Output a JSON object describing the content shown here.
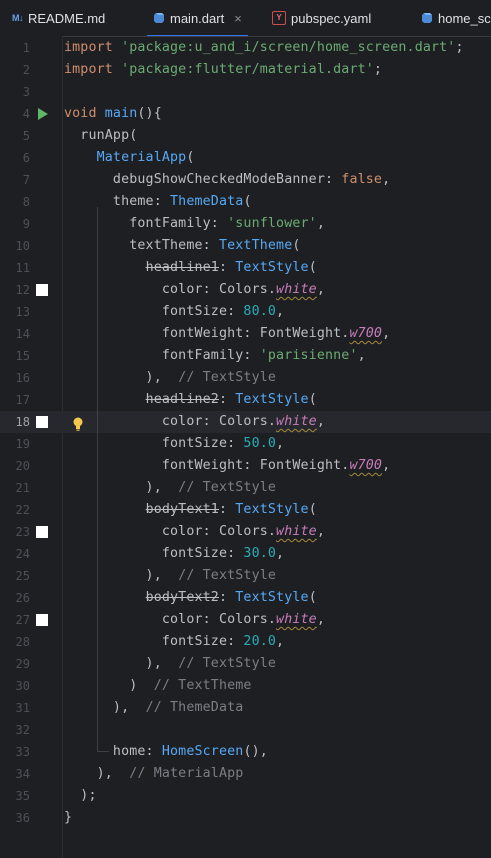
{
  "tabs": [
    {
      "label": "README.md",
      "icon": "markdown-icon",
      "active": false
    },
    {
      "label": "main.dart",
      "icon": "dart-icon",
      "active": true
    },
    {
      "label": "pubspec.yaml",
      "icon": "yaml-icon",
      "active": false
    },
    {
      "label": "home_sc",
      "icon": "dart-icon",
      "active": false
    }
  ],
  "tab_close_glyph": "×",
  "icon_texts": {
    "markdown": "M↓",
    "yaml": "Y"
  },
  "current_line": 18,
  "colors": {
    "keyword": "#cf8e6d",
    "string": "#6aab73",
    "function": "#56a8f5",
    "number": "#2aacb8",
    "comment": "#7a7e85",
    "field": "#c77dbb",
    "default": "#bcbec4",
    "accent": "#3574f0"
  },
  "gutter_markers": {
    "run_line": 4,
    "square_lines": [
      12,
      18,
      23,
      27
    ],
    "bulb_line": 18
  },
  "code_lines": [
    [
      [
        "kw",
        "import "
      ],
      [
        "str",
        "'package:u_and_i/screen/home_screen.dart'"
      ],
      [
        "",
        "; "
      ]
    ],
    [
      [
        "kw",
        "import "
      ],
      [
        "str",
        "'package:flutter/material.dart'"
      ],
      [
        "",
        ";"
      ]
    ],
    [],
    [
      [
        "kw",
        "void "
      ],
      [
        "fn",
        "main"
      ],
      [
        "",
        "(){"
      ]
    ],
    [
      [
        "",
        "  runApp("
      ]
    ],
    [
      [
        "",
        "    "
      ],
      [
        "cls",
        "MaterialApp"
      ],
      [
        "",
        "("
      ]
    ],
    [
      [
        "",
        "      debugShowCheckedModeBanner: "
      ],
      [
        "kw",
        "false"
      ],
      [
        "",
        ","
      ]
    ],
    [
      [
        "",
        "      theme: "
      ],
      [
        "cls",
        "ThemeData"
      ],
      [
        "",
        "("
      ]
    ],
    [
      [
        "",
        "        fontFamily: "
      ],
      [
        "str",
        "'sunflower'"
      ],
      [
        "",
        ","
      ]
    ],
    [
      [
        "",
        "        textTheme: "
      ],
      [
        "cls",
        "TextTheme"
      ],
      [
        "",
        "("
      ]
    ],
    [
      [
        "",
        "          "
      ],
      [
        "strike",
        "headline1"
      ],
      [
        "",
        ": "
      ],
      [
        "cls",
        "TextStyle"
      ],
      [
        "",
        "("
      ]
    ],
    [
      [
        "",
        "            color: Colors."
      ],
      [
        "field",
        "white"
      ],
      [
        "",
        ","
      ]
    ],
    [
      [
        "",
        "            fontSize: "
      ],
      [
        "num",
        "80.0"
      ],
      [
        "",
        ","
      ]
    ],
    [
      [
        "",
        "            fontWeight: FontWeight."
      ],
      [
        "field",
        "w700"
      ],
      [
        "",
        ","
      ]
    ],
    [
      [
        "",
        "            fontFamily: "
      ],
      [
        "str",
        "'parisienne'"
      ],
      [
        "",
        ","
      ]
    ],
    [
      [
        "",
        "          ),  "
      ],
      [
        "cmt",
        "// TextStyle"
      ]
    ],
    [
      [
        "",
        "          "
      ],
      [
        "strike",
        "headline2"
      ],
      [
        "",
        ": "
      ],
      [
        "cls",
        "TextStyle"
      ],
      [
        "",
        "("
      ]
    ],
    [
      [
        "",
        "            color: Colors."
      ],
      [
        "field",
        "white"
      ],
      [
        "",
        ","
      ]
    ],
    [
      [
        "",
        "            fontSize: "
      ],
      [
        "num",
        "50.0"
      ],
      [
        "",
        ","
      ]
    ],
    [
      [
        "",
        "            fontWeight: FontWeight."
      ],
      [
        "field",
        "w700"
      ],
      [
        "",
        ","
      ]
    ],
    [
      [
        "",
        "          ),  "
      ],
      [
        "cmt",
        "// TextStyle"
      ]
    ],
    [
      [
        "",
        "          "
      ],
      [
        "strike",
        "bodyText1"
      ],
      [
        "",
        ": "
      ],
      [
        "cls",
        "TextStyle"
      ],
      [
        "",
        "("
      ]
    ],
    [
      [
        "",
        "            color: Colors."
      ],
      [
        "field",
        "white"
      ],
      [
        "",
        ","
      ]
    ],
    [
      [
        "",
        "            fontSize: "
      ],
      [
        "num",
        "30.0"
      ],
      [
        "",
        ","
      ]
    ],
    [
      [
        "",
        "          ),  "
      ],
      [
        "cmt",
        "// TextStyle"
      ]
    ],
    [
      [
        "",
        "          "
      ],
      [
        "strike",
        "bodyText2"
      ],
      [
        "",
        ": "
      ],
      [
        "cls",
        "TextStyle"
      ],
      [
        "",
        "("
      ]
    ],
    [
      [
        "",
        "            color: Colors."
      ],
      [
        "field",
        "white"
      ],
      [
        "",
        ","
      ]
    ],
    [
      [
        "",
        "            fontSize: "
      ],
      [
        "num",
        "20.0"
      ],
      [
        "",
        ","
      ]
    ],
    [
      [
        "",
        "          ),  "
      ],
      [
        "cmt",
        "// TextStyle"
      ]
    ],
    [
      [
        "",
        "        )  "
      ],
      [
        "cmt",
        "// TextTheme"
      ]
    ],
    [
      [
        "",
        "      ),  "
      ],
      [
        "cmt",
        "// ThemeData"
      ]
    ],
    [],
    [
      [
        "",
        "      home: "
      ],
      [
        "cls",
        "HomeScreen"
      ],
      [
        "",
        "(),"
      ]
    ],
    [
      [
        "",
        "    ),  "
      ],
      [
        "cmt",
        "// MaterialApp"
      ]
    ],
    [
      [
        "",
        "  );"
      ]
    ],
    [
      [
        "",
        "}"
      ]
    ]
  ]
}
■ ■ ■ ■ ■ ■ ■
### YOUR INSTRUCTIONS
Keep the pictures out and write out the records exactly.

### TASK OUTPUT
Output a JSON object describing the content shown here.
{
  "tabs": [
    {
      "label": "README.md",
      "icon": "markdown-icon",
      "active": false
    },
    {
      "label": "main.dart",
      "icon": "dart-icon",
      "active": true
    },
    {
      "label": "pubspec.yaml",
      "icon": "yaml-icon",
      "active": false
    },
    {
      "label": "home_sc",
      "icon": "dart-icon",
      "active": false
    }
  ],
  "tab_close_glyph": "×",
  "icon_texts": {
    "markdown": "M↓",
    "yaml": "Y"
  },
  "current_line": 18,
  "colors": {
    "keyword": "#cf8e6d",
    "string": "#6aab73",
    "function": "#56a8f5",
    "number": "#2aacb8",
    "comment": "#7a7e85",
    "field": "#c77dbb",
    "default": "#bcbec4",
    "accent": "#3574f0"
  },
  "gutter_markers": {
    "run_line": 4,
    "square_lines": [
      12,
      18,
      23,
      27
    ],
    "bulb_line": 18
  },
  "code_lines": [
    [
      [
        "kw",
        "import "
      ],
      [
        "str",
        "'package:u_and_i/screen/home_screen.dart'"
      ],
      [
        "",
        "; "
      ]
    ],
    [
      [
        "kw",
        "import "
      ],
      [
        "str",
        "'package:flutter/material.dart'"
      ],
      [
        "",
        ";"
      ]
    ],
    [],
    [
      [
        "kw",
        "void "
      ],
      [
        "fn",
        "main"
      ],
      [
        "",
        "(){"
      ]
    ],
    [
      [
        "",
        "  runApp("
      ]
    ],
    [
      [
        "",
        "    "
      ],
      [
        "cls",
        "MaterialApp"
      ],
      [
        "",
        "("
      ]
    ],
    [
      [
        "",
        "      debugShowCheckedModeBanner: "
      ],
      [
        "kw",
        "false"
      ],
      [
        "",
        ","
      ]
    ],
    [
      [
        "",
        "      theme: "
      ],
      [
        "cls",
        "ThemeData"
      ],
      [
        "",
        "("
      ]
    ],
    [
      [
        "",
        "        fontFamily: "
      ],
      [
        "str",
        "'sunflower'"
      ],
      [
        "",
        ","
      ]
    ],
    [
      [
        "",
        "        textTheme: "
      ],
      [
        "cls",
        "TextTheme"
      ],
      [
        "",
        "("
      ]
    ],
    [
      [
        "",
        "          "
      ],
      [
        "strike",
        "headline1"
      ],
      [
        "",
        ": "
      ],
      [
        "cls",
        "TextStyle"
      ],
      [
        "",
        "("
      ]
    ],
    [
      [
        "",
        "            color: Colors."
      ],
      [
        "field",
        "white"
      ],
      [
        "",
        ","
      ]
    ],
    [
      [
        "",
        "            fontSize: "
      ],
      [
        "num",
        "80.0"
      ],
      [
        "",
        ","
      ]
    ],
    [
      [
        "",
        "            fontWeight: FontWeight."
      ],
      [
        "field",
        "w700"
      ],
      [
        "",
        ","
      ]
    ],
    [
      [
        "",
        "            fontFamily: "
      ],
      [
        "str",
        "'parisienne'"
      ],
      [
        "",
        ","
      ]
    ],
    [
      [
        "",
        "          ),  "
      ],
      [
        "cmt",
        "// TextStyle"
      ]
    ],
    [
      [
        "",
        "          "
      ],
      [
        "strike",
        "headline2"
      ],
      [
        "",
        ": "
      ],
      [
        "cls",
        "TextStyle"
      ],
      [
        "",
        "("
      ]
    ],
    [
      [
        "",
        "            color: Colors."
      ],
      [
        "field",
        "white"
      ],
      [
        "",
        ","
      ]
    ],
    [
      [
        "",
        "            fontSize: "
      ],
      [
        "num",
        "50.0"
      ],
      [
        "",
        ","
      ]
    ],
    [
      [
        "",
        "            fontWeight: FontWeight."
      ],
      [
        "field",
        "w700"
      ],
      [
        "",
        ","
      ]
    ],
    [
      [
        "",
        "          ),  "
      ],
      [
        "cmt",
        "// TextStyle"
      ]
    ],
    [
      [
        "",
        "          "
      ],
      [
        "strike",
        "bodyText1"
      ],
      [
        "",
        ": "
      ],
      [
        "cls",
        "TextStyle"
      ],
      [
        "",
        "("
      ]
    ],
    [
      [
        "",
        "            color: Colors."
      ],
      [
        "field",
        "white"
      ],
      [
        "",
        ","
      ]
    ],
    [
      [
        "",
        "            fontSize: "
      ],
      [
        "num",
        "30.0"
      ],
      [
        "",
        ","
      ]
    ],
    [
      [
        "",
        "          ),  "
      ],
      [
        "cmt",
        "// TextStyle"
      ]
    ],
    [
      [
        "",
        "          "
      ],
      [
        "strike",
        "bodyText2"
      ],
      [
        "",
        ": "
      ],
      [
        "cls",
        "TextStyle"
      ],
      [
        "",
        "("
      ]
    ],
    [
      [
        "",
        "            color: Colors."
      ],
      [
        "field",
        "white"
      ],
      [
        "",
        ","
      ]
    ],
    [
      [
        "",
        "            fontSize: "
      ],
      [
        "num",
        "20.0"
      ],
      [
        "",
        ","
      ]
    ],
    [
      [
        "",
        "          ),  "
      ],
      [
        "cmt",
        "// TextStyle"
      ]
    ],
    [
      [
        "",
        "        )  "
      ],
      [
        "cmt",
        "// TextTheme"
      ]
    ],
    [
      [
        "",
        "      ),  "
      ],
      [
        "cmt",
        "// ThemeData"
      ]
    ],
    [],
    [
      [
        "",
        "      home: "
      ],
      [
        "cls",
        "HomeScreen"
      ],
      [
        "",
        "(),"
      ]
    ],
    [
      [
        "",
        "    ),  "
      ],
      [
        "cmt",
        "// MaterialApp"
      ]
    ],
    [
      [
        "",
        "  );"
      ]
    ],
    [
      [
        "",
        "}"
      ]
    ]
  ]
}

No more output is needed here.